## Start GIVEN ENTRIES

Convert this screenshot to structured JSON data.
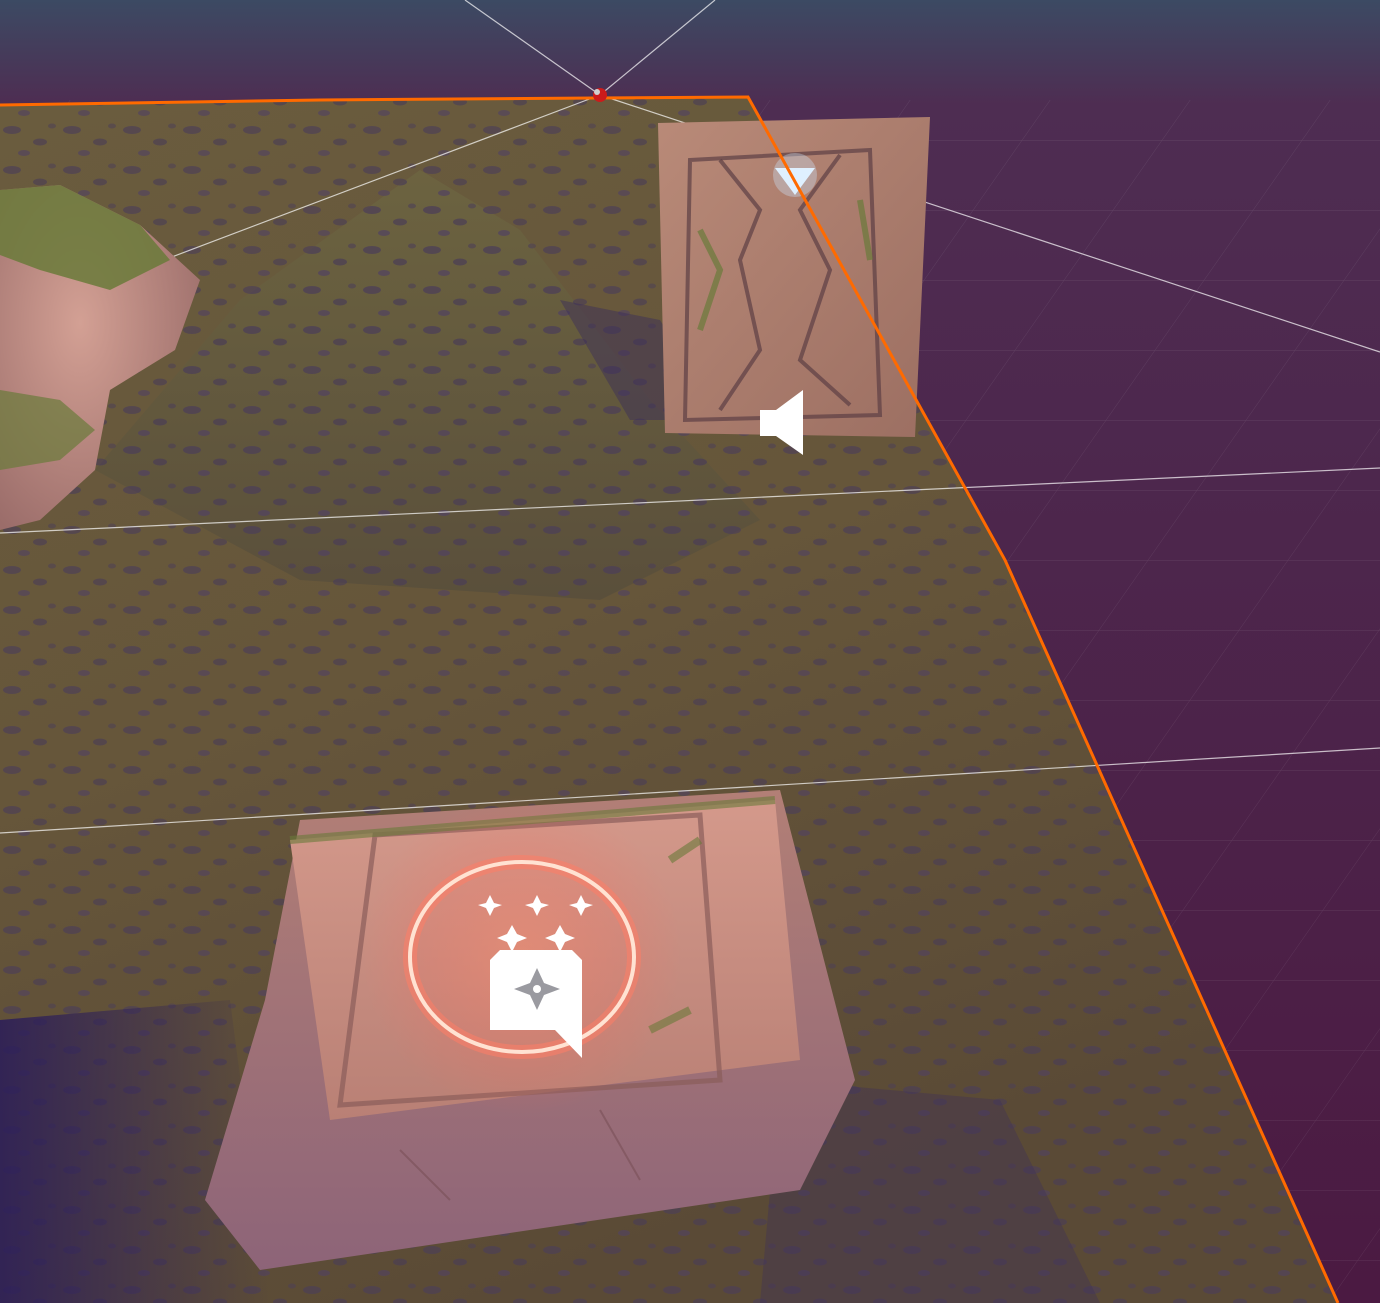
{
  "editor": {
    "view": "scene-view",
    "background_color": "#4e1f45",
    "selection_outline_color": "#ff6a00",
    "grid_color": "#ffffff"
  },
  "scene": {
    "objects": [
      {
        "name": "terrain",
        "kind": "terrain-mesh"
      },
      {
        "name": "rock-cliff",
        "kind": "mesh"
      },
      {
        "name": "stone-door",
        "kind": "mesh"
      },
      {
        "name": "stone-pedestal",
        "kind": "mesh"
      },
      {
        "name": "glowing-ring",
        "kind": "particle-effect",
        "color": "#ff8a6a"
      }
    ]
  },
  "gizmos": {
    "audio_source": {
      "icon": "speaker-icon"
    },
    "particle_system": {
      "icon": "particle-system-icon"
    },
    "light": {
      "icon": "directional-light-icon"
    }
  }
}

## End GIVEN ENTRIES

* **GOAL**
Leave out the pictures and print each record exactly as it stands.

* **SOLUTION TO THIS TASK**
Convert this screenshot to structured JSON data.
{
  "editor": {
    "view": "scene-view",
    "background_color": "#4e1f45",
    "selection_outline_color": "#ff6a00",
    "grid_color": "#ffffff"
  },
  "scene": {
    "objects": [
      {
        "name": "terrain",
        "kind": "terrain-mesh"
      },
      {
        "name": "rock-cliff",
        "kind": "mesh"
      },
      {
        "name": "stone-door",
        "kind": "mesh"
      },
      {
        "name": "stone-pedestal",
        "kind": "mesh"
      },
      {
        "name": "glowing-ring",
        "kind": "particle-effect",
        "color": "#ff8a6a"
      }
    ]
  },
  "gizmos": {
    "audio_source": {
      "icon": "speaker-icon"
    },
    "particle_system": {
      "icon": "particle-system-icon"
    },
    "light": {
      "icon": "directional-light-icon"
    }
  }
}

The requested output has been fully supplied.